**SOURCE EXTRACT:**
There’s no set requirement for each day. I have simply created a list of different ideas that you can use to learn about food waste, reduce it in your homes, be more aware of the food you already have and use it wisely, and even scratch the surface of composting at home if you don’t already do it. 

Each day, you simply take credit for doing one of the activities on the list (or a related activity if you have another idea that fits the bill). I’m certainly no food waste expert, so I’m sure you all have wonderful ideas to reduce our food waste that didn’t make it on my list. 

I have also created a Facebook group for participants where we can share ideas, suggestions, and especially our daily wins! Everyone needs a little celebration these days. 

Are you in? If so, sign up on the form above and you’ll get an email with all the details, two pages of food waste reduction ideas, a tracker, and a link to join the Facebook Community for tips, questions, and celebration.

Why Do We Care About Food Waste?

40% of the food we produce in this country ends up wasted. That’s a whole lot of energy, time, people, equipment, fuel, and environmental resources all exploited for absolutely no benefit. 

Food is wasted for a variety of reasons as it travels from cradle to grave. Some food is left in the fields because low prices make it unprofitable to harvest. In other words, the labor to collect and distribute the food costs more than farmers will earn for the products.

Some food makes it out of the field to be packaged but doesn’t leave the facility because it doesn’t meet the aesthetic standards of our grocery stores and restaurants, standards inherently driven by consumer demands. We’ve learned to reject produce for simple beauty imperfections.

**DATASET EXCERPTS:**
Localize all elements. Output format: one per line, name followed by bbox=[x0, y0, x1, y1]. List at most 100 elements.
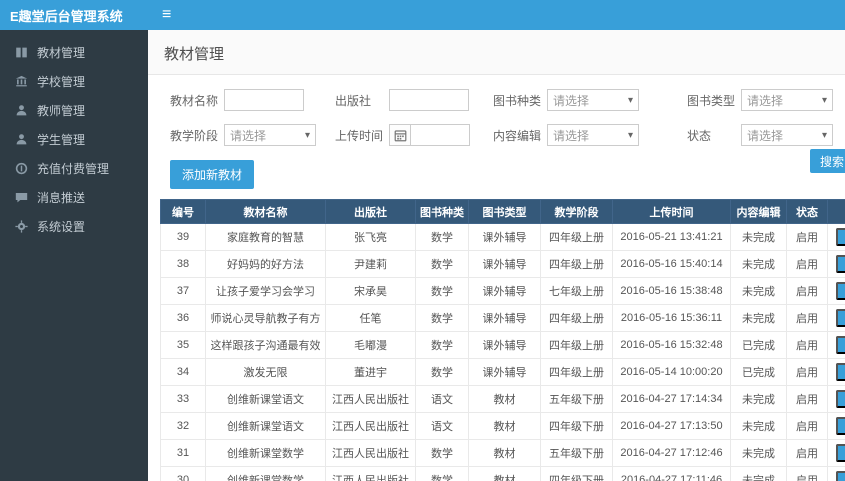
table-cell: 2016-04-27 17:14:34 bbox=[612, 385, 731, 413]
table-cell: 四年级下册 bbox=[540, 412, 613, 440]
table-cell: 课外辅导 bbox=[468, 223, 541, 251]
chevron-down-icon: ▾ bbox=[627, 94, 633, 106]
sidebar: 教材管理学校管理教师管理 学生管理充值付费管理消息推送 系统设置 bbox=[0, 30, 148, 481]
table-cell: 未完成 bbox=[730, 250, 787, 278]
chevron-down-icon: ▾ bbox=[627, 129, 633, 141]
sidebar-item-6[interactable]: 系统设置 bbox=[0, 212, 148, 241]
table-cell: 启用 bbox=[786, 439, 828, 467]
select-value: 请选择 bbox=[553, 93, 590, 108]
table-cell: 江西人民出版社 bbox=[325, 466, 416, 481]
table-cell: 数学 bbox=[415, 250, 469, 278]
sidebar-item-1[interactable]: 学校管理 bbox=[0, 67, 148, 96]
table-cell: 课外辅导 bbox=[468, 331, 541, 359]
table-cell: 语文 bbox=[415, 412, 469, 440]
table-cell: 启用 bbox=[786, 250, 828, 278]
status-select[interactable]: 请选择 ▾ bbox=[741, 124, 833, 146]
column-header: 内容编辑 bbox=[730, 199, 787, 224]
table-cell: 七年级上册 bbox=[540, 277, 613, 305]
school-icon bbox=[15, 75, 28, 88]
row-action-button[interactable] bbox=[835, 362, 845, 381]
table-cell: 2016-04-27 17:13:50 bbox=[612, 412, 731, 440]
table-cell: 已完成 bbox=[730, 358, 787, 386]
table-cell: 2016-05-16 15:40:14 bbox=[612, 250, 731, 278]
column-header: 出版社 bbox=[325, 199, 416, 224]
row-action-button[interactable] bbox=[835, 281, 845, 300]
select-value: 请选择 bbox=[230, 128, 267, 143]
chevron-down-icon: ▾ bbox=[821, 94, 827, 106]
textbook-name-input[interactable] bbox=[224, 89, 304, 111]
table-header-row: 编号 教材名称 出版社 图书种类 图书类型 教学阶段 上传时间 内容编辑 状态 bbox=[160, 199, 845, 224]
column-header: 教材名称 bbox=[205, 199, 326, 224]
sidebar-item-label: 充值付费管理 bbox=[37, 162, 110, 176]
book-type-select[interactable]: 请选择 ▾ bbox=[741, 89, 833, 111]
table-cell: 张飞亮 bbox=[325, 223, 416, 251]
column-header: 编号 bbox=[160, 199, 206, 224]
select-value: 请选择 bbox=[553, 128, 590, 143]
table-cell: 激发无限 bbox=[205, 358, 326, 386]
actions-column-header bbox=[827, 199, 845, 224]
upload-date-input[interactable] bbox=[410, 124, 470, 146]
table-cell: 启用 bbox=[786, 304, 828, 332]
table-cell: 创维新课堂数学 bbox=[205, 466, 326, 481]
filter-label: 出版社 bbox=[335, 93, 372, 108]
topbar: E趣堂后台管理系统 ≡ bbox=[0, 0, 845, 30]
filter-label: 图书类型 bbox=[687, 93, 736, 108]
table-cell: 创维新课堂语文 bbox=[205, 385, 326, 413]
table-cell: 启用 bbox=[786, 358, 828, 386]
teaching-stage-select[interactable]: 请选择 ▾ bbox=[224, 124, 316, 146]
add-textbook-button[interactable]: 添加新教材 bbox=[170, 160, 255, 189]
row-action-button[interactable] bbox=[835, 443, 845, 462]
filter-field: 图书类型 请选择 ▾ bbox=[687, 89, 845, 111]
page-header: 教材管理 bbox=[148, 30, 845, 75]
table-cell: 师说心灵导航教子有方 bbox=[205, 304, 326, 332]
table-cell: 课外辅导 bbox=[468, 304, 541, 332]
search-button[interactable]: 搜索 bbox=[810, 149, 845, 173]
book-category-select[interactable]: 请选择 ▾ bbox=[547, 89, 639, 111]
table-cell: 任笔 bbox=[325, 304, 416, 332]
table-row: 38 好妈妈的好方法 尹建莉 数学 课外辅导 四年级上册 2016-05-16 15:40:… bbox=[160, 250, 845, 278]
table-cell: 数学 bbox=[415, 331, 469, 359]
filter-field: 教材名称 bbox=[170, 89, 325, 111]
table-actions-cell bbox=[827, 304, 845, 332]
gear-icon bbox=[15, 220, 28, 233]
table-actions-cell bbox=[827, 250, 845, 278]
row-action-button[interactable] bbox=[835, 227, 845, 246]
table-cell: 启用 bbox=[786, 223, 828, 251]
table-cell: 课外辅导 bbox=[468, 250, 541, 278]
sidebar-item-4[interactable]: 充值付费管理 bbox=[0, 154, 148, 183]
sidebar-item-3[interactable]: 学生管理 bbox=[0, 125, 148, 154]
teacher-icon bbox=[15, 104, 28, 117]
menu-toggle-icon[interactable]: ≡ bbox=[162, 7, 171, 23]
table-cell: 未完成 bbox=[730, 412, 787, 440]
sidebar-item-label: 学校管理 bbox=[37, 75, 86, 89]
table-cell: 39 bbox=[160, 223, 206, 251]
table-cell: 2016-05-21 13:41:21 bbox=[612, 223, 731, 251]
table-cell: 35 bbox=[160, 331, 206, 359]
book-icon bbox=[15, 46, 28, 59]
table-cell: 数学 bbox=[415, 466, 469, 481]
table-cell: 语文 bbox=[415, 385, 469, 413]
sidebar-item-2[interactable]: 教师管理 bbox=[0, 96, 148, 125]
row-action-button[interactable] bbox=[835, 470, 845, 481]
table-cell: 创维新课堂数学 bbox=[205, 439, 326, 467]
table-actions-cell bbox=[827, 466, 845, 481]
sidebar-item-5[interactable]: 消息推送 bbox=[0, 183, 148, 212]
filter-field: 图书种类 请选择 ▾ bbox=[493, 89, 677, 111]
table-cell: 让孩子爱学习会学习 bbox=[205, 277, 326, 305]
row-action-button[interactable] bbox=[835, 389, 845, 408]
table-cell: 教材 bbox=[468, 412, 541, 440]
chevron-down-icon: ▾ bbox=[304, 129, 310, 141]
row-action-button[interactable] bbox=[835, 308, 845, 327]
row-action-button[interactable] bbox=[835, 416, 845, 435]
row-action-button[interactable] bbox=[835, 254, 845, 273]
calendar-icon[interactable] bbox=[389, 124, 411, 146]
sidebar-item-0[interactable]: 教材管理 bbox=[0, 38, 148, 67]
publisher-input[interactable] bbox=[389, 89, 469, 111]
table-actions-cell bbox=[827, 277, 845, 305]
table-cell: 四年级上册 bbox=[540, 250, 613, 278]
table-cell: 34 bbox=[160, 358, 206, 386]
table-cell: 尹建莉 bbox=[325, 250, 416, 278]
row-action-button[interactable] bbox=[835, 335, 845, 354]
content-editor-select[interactable]: 请选择 ▾ bbox=[547, 124, 639, 146]
table-cell: 五年级下册 bbox=[540, 439, 613, 467]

**ACTIONS TO TAKE:**
A: In the records, copy word for word everything from the line containing "table-cell: 2016-04-27 17:14:34" down to the line containing "table-cell: 已完成 bbox=[730, 358, 787, 386]", both of those lines included.
B: Write the next part of the passage on food waste, starting right after its final sentence.

**OUTPUTS BY TASK:**
A:
table-cell: 2016-04-27 17:14:34 bbox=[612, 385, 731, 413]
table-cell: 四年级下册 bbox=[540, 412, 613, 440]
table-cell: 课外辅导 bbox=[468, 223, 541, 251]
chevron-down-icon: ▾ bbox=[627, 94, 633, 106]
sidebar: 教材管理学校管理教师管理 学生管理充值付费管理消息推送 系统设置 bbox=[0, 30, 148, 481]
table-cell: 未完成 bbox=[730, 250, 787, 278]
chevron-down-icon: ▾ bbox=[627, 129, 633, 141]
sidebar-item-6[interactable]: 系统设置 bbox=[0, 212, 148, 241]
table-cell: 启用 bbox=[786, 439, 828, 467]
select-value: 请选择 bbox=[553, 93, 590, 108]
table-cell: 江西人民出版社 bbox=[325, 466, 416, 481]
table-cell: 数学 bbox=[415, 250, 469, 278]
sidebar-item-1[interactable]: 学校管理 bbox=[0, 67, 148, 96]
table-cell: 课外辅导 bbox=[468, 331, 541, 359]
table-cell: 语文 bbox=[415, 412, 469, 440]
table-cell: 启用 bbox=[786, 250, 828, 278]
status-select[interactable]: 请选择 ▾ bbox=[741, 124, 833, 146]
column-header: 内容编辑 bbox=[730, 199, 787, 224]
table-cell: 七年级上册 bbox=[540, 277, 613, 305]
school-icon bbox=[15, 75, 28, 88]
row-action-button[interactable] bbox=[835, 362, 845, 381]
table-cell: 2016-04-27 17:13:50 bbox=[612, 412, 731, 440]
table-cell: 已完成 bbox=[730, 358, 787, 386]

B:
Another contingent of food is lost at grocery stores and in restaurants. Grocery stores throw away incredible amounts of food. They overstock shelves to make them look full, even late into the evening when they know they won’t sell things. At night’s end, the excess is trashed.

Packaged items are thrown out in anticipation of expiration dates, many of which are “best buy” dates, not dates when food is no longer edible. The food is still perfectly good to eat. Restaurants serve gigantic portions that we don’t eat, and we throw away much of the excess.

After arriving home, consumers continue to waste even more food. We make ambitious plans to cook healthy dinners every night, and the days get away from us. Food hides out in the back of the fridge and is forgotten. We serve larger portions to fill ever-growing plates, and we don’t eat everything served. For so many reasons, we buy far more food than we end up eating, and the remnants and leftovers rot until they end up in our trash cans, and ultimately our landfills.

Food Waste In Our Landfills

Once in landfills, food decomposes without oxygen, something called anaerobic decomposition. This creates methane gas, a potent greenhouse gas that is 25 times more effective at trapping heat (and warming our planet) than carbon dioxide. 

When food decomposes properly with oxygen in a compost bin or on a forest floor, for example, it is called aerobic decomposition. This creates water vapor and a bit of carbon dioxide. It also leaves behind a multitude of rich nutrients to feed a healthy eco-system in the soil. 

Healthy soil not only provides a good foundation for food and other plants that grow in the soil but also absorbs carbon, thereby reducing the amount of carbon in our atmosphere. Dead dirt does not store carbon to the same extent, so sustaining healthy soil not only makes for a healthier ecosystem but also reduces global warming. 

Feeding Our Hungry Neighbors

According to the United States Department of Agriculture Economic Research Service, over 11% of households (or 37.2 million people) in the United States are food insecure, meaning they do not have enough food each day. Thus, the issue of food waste is not just an environmental issue but also a matter of social justice. How can we stand to waste so much food while watching so many neighbors go hungry?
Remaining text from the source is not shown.